- **YOUR GOAL**
Filter the entries, keeping every line with the word "Output".
* * * * * * *
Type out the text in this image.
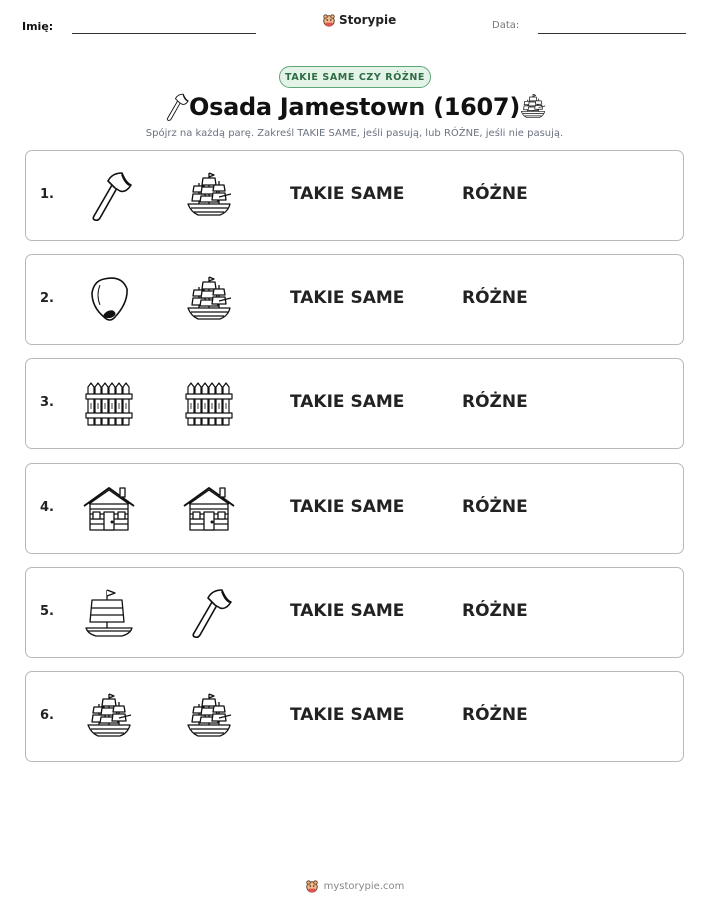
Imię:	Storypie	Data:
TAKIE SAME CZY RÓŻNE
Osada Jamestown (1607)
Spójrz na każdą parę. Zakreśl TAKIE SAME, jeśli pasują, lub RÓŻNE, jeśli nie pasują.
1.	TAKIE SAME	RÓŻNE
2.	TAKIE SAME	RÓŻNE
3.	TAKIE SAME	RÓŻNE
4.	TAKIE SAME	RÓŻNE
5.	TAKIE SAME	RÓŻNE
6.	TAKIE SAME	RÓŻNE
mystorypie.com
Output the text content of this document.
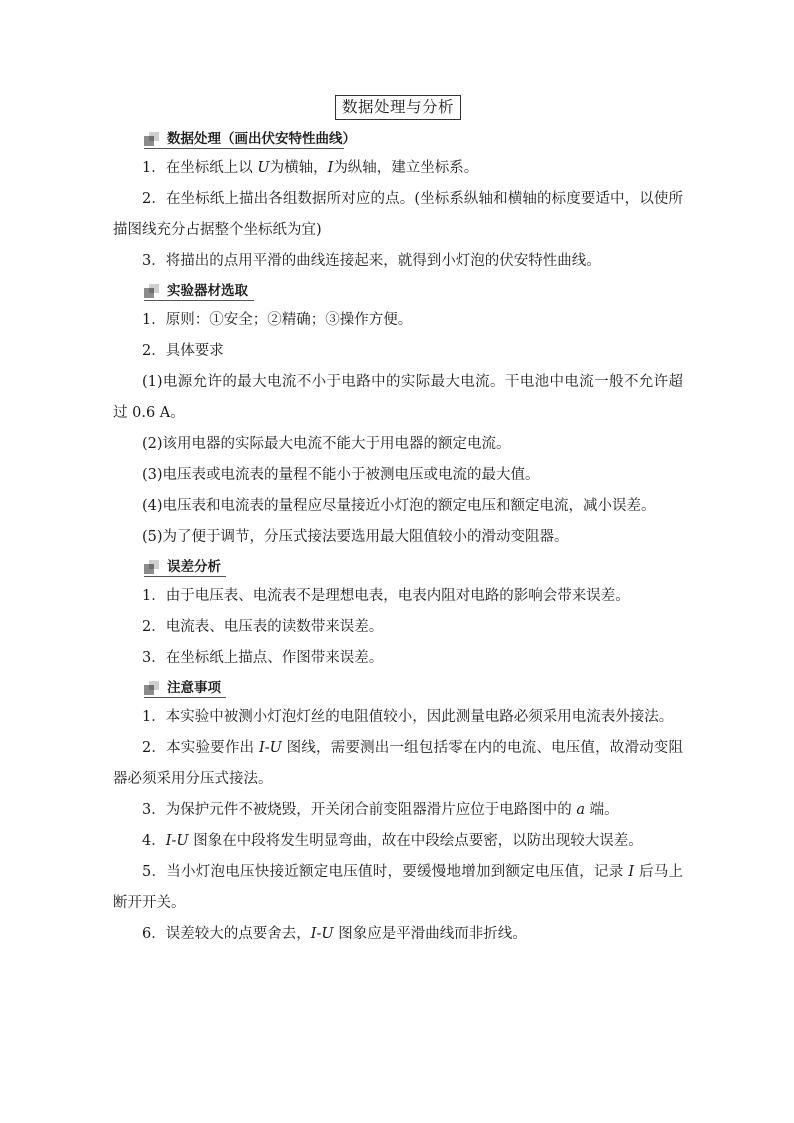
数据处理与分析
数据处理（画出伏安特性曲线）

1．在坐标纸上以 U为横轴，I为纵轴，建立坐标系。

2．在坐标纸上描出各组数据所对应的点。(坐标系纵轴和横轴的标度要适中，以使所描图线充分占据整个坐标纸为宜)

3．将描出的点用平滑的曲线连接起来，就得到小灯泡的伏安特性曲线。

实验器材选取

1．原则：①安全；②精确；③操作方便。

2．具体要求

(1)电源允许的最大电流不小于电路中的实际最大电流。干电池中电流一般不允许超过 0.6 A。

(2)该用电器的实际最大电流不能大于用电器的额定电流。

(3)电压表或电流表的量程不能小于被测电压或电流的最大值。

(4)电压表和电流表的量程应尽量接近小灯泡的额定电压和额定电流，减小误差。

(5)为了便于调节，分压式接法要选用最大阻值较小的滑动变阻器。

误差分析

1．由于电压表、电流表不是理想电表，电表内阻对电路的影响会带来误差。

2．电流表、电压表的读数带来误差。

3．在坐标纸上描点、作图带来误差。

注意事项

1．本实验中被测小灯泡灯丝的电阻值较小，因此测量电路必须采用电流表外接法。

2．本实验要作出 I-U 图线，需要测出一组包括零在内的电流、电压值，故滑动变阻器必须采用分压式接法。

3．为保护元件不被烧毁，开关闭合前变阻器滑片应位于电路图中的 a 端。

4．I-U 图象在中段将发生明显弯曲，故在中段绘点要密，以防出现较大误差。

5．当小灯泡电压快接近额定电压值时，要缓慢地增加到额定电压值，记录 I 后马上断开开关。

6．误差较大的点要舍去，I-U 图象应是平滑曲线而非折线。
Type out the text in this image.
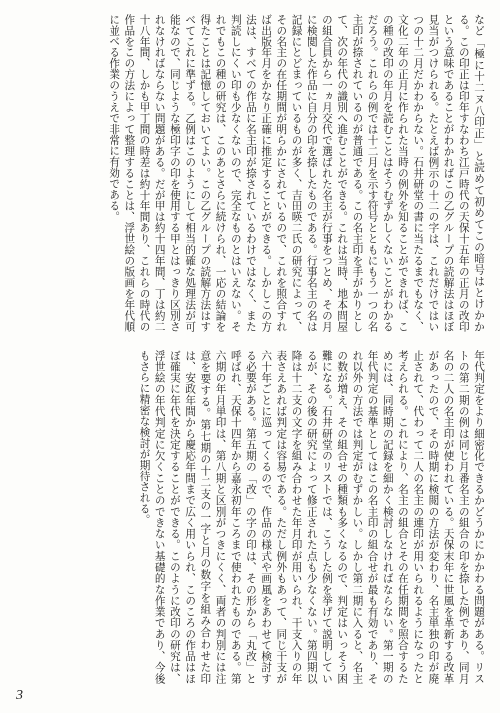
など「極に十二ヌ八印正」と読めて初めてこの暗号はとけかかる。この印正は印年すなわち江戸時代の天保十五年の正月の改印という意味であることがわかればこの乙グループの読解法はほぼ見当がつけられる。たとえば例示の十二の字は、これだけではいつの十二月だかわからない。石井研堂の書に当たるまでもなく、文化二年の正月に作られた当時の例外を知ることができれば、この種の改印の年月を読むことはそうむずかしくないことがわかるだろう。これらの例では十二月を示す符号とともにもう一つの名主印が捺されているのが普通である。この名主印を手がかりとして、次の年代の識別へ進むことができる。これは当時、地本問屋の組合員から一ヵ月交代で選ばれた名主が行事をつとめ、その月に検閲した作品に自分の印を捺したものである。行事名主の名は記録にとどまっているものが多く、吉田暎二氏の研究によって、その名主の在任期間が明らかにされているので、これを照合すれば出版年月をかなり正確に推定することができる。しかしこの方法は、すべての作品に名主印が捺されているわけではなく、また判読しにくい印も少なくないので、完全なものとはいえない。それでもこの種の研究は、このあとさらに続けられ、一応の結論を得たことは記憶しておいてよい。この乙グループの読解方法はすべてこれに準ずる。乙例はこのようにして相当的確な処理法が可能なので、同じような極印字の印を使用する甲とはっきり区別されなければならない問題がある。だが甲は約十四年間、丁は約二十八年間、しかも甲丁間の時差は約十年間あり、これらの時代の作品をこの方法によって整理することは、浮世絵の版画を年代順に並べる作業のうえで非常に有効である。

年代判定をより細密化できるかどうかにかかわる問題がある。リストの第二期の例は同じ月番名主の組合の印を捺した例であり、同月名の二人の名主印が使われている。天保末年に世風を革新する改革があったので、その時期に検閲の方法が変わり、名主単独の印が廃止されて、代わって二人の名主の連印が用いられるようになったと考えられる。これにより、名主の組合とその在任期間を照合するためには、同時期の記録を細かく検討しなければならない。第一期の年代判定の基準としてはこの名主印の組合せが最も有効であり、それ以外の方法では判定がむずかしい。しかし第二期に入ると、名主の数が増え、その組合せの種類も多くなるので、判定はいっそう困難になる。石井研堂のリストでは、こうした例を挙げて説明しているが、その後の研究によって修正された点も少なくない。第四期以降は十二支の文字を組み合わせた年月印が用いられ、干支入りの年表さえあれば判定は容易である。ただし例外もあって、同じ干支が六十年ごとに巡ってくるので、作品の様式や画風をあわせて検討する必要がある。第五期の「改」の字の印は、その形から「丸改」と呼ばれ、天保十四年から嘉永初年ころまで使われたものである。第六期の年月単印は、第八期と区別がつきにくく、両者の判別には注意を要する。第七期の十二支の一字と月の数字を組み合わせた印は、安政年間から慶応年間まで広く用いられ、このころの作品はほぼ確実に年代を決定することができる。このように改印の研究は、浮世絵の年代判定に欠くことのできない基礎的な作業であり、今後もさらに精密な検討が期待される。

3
* * * * * * *
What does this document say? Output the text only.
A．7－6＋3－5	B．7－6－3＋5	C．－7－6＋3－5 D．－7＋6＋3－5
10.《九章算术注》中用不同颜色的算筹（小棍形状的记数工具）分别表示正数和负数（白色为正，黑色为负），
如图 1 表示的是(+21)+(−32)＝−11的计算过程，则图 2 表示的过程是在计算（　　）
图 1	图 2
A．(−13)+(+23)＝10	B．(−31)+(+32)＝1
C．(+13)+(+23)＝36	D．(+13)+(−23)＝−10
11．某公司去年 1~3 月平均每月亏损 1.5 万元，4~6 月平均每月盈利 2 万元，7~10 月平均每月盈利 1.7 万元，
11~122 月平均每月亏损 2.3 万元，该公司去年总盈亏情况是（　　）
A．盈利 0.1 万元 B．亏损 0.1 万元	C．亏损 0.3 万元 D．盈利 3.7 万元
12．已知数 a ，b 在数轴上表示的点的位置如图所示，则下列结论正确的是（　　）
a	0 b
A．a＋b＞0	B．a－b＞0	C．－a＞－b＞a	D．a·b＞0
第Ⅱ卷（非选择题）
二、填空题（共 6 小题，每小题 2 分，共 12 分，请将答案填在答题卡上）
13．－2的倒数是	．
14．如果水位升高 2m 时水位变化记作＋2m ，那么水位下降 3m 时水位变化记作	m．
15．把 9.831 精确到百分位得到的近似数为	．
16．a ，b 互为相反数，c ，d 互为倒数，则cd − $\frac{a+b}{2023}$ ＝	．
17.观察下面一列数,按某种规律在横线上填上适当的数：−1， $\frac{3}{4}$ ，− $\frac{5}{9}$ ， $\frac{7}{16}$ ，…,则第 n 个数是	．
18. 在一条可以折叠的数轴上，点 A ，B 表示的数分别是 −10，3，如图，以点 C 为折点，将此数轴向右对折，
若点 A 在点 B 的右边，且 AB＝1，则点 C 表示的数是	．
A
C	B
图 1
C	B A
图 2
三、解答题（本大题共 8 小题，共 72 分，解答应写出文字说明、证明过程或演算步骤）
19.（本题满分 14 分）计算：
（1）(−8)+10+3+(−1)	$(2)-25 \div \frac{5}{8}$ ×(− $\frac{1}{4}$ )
* * * * * * *
- **FULL ANSWER**
Output the text content of this document.
What does this document say? Output the text only.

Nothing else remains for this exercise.